>>

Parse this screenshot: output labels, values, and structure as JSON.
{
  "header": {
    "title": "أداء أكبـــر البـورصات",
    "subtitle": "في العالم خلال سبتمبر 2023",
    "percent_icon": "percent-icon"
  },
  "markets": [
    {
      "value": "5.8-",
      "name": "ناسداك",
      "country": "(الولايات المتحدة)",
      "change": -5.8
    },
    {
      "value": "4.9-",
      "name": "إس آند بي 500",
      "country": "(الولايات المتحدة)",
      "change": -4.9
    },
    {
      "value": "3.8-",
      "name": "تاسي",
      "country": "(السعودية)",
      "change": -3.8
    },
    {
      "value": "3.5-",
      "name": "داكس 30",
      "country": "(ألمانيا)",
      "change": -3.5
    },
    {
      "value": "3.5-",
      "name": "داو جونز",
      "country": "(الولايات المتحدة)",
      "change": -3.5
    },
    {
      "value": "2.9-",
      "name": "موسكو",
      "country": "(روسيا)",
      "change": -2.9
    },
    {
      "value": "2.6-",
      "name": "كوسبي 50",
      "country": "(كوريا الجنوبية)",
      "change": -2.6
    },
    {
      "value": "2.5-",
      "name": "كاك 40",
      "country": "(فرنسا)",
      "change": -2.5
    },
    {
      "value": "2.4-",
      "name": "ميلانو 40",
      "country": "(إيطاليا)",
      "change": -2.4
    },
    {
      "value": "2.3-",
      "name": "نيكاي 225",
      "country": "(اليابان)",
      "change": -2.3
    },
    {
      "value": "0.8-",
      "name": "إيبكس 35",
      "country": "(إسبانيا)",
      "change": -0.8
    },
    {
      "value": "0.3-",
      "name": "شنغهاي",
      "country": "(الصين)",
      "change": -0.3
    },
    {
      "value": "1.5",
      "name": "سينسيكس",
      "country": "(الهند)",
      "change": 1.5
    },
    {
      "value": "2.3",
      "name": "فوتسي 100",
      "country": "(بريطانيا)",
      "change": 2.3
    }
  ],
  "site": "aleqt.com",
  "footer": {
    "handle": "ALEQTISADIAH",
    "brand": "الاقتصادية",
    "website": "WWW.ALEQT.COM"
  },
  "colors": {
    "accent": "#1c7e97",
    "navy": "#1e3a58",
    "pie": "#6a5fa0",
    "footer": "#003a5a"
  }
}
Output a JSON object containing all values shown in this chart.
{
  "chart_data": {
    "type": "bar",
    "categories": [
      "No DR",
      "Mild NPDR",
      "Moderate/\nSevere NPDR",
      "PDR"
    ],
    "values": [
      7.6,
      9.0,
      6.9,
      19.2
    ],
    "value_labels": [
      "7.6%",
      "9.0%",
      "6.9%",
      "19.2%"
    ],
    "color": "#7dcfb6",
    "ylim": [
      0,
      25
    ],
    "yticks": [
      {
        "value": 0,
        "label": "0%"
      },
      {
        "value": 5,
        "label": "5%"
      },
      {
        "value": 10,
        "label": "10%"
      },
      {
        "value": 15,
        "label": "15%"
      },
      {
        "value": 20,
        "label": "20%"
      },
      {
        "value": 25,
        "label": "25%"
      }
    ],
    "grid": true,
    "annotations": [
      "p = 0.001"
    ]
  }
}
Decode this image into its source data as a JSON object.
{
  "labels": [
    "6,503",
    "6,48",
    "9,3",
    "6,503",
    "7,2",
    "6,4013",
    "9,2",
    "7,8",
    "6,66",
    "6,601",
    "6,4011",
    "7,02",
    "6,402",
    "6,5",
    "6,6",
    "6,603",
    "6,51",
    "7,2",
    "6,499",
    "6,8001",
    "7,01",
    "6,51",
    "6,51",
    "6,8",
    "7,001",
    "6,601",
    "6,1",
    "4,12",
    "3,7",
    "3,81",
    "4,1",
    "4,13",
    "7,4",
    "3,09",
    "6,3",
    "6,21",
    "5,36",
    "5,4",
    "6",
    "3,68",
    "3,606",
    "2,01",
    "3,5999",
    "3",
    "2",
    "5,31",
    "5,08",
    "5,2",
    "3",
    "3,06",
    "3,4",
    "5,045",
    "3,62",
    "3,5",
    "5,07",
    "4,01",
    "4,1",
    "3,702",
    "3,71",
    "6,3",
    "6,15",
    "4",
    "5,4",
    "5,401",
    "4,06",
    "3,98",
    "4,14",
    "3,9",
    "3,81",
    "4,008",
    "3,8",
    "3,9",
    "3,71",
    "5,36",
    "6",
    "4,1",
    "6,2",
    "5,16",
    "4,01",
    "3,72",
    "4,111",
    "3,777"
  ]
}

<<

- [What the task asks]: Check each line of the records for the string "values" and state how many lines contain it. Give only the number.

- [Answer for the task]: 3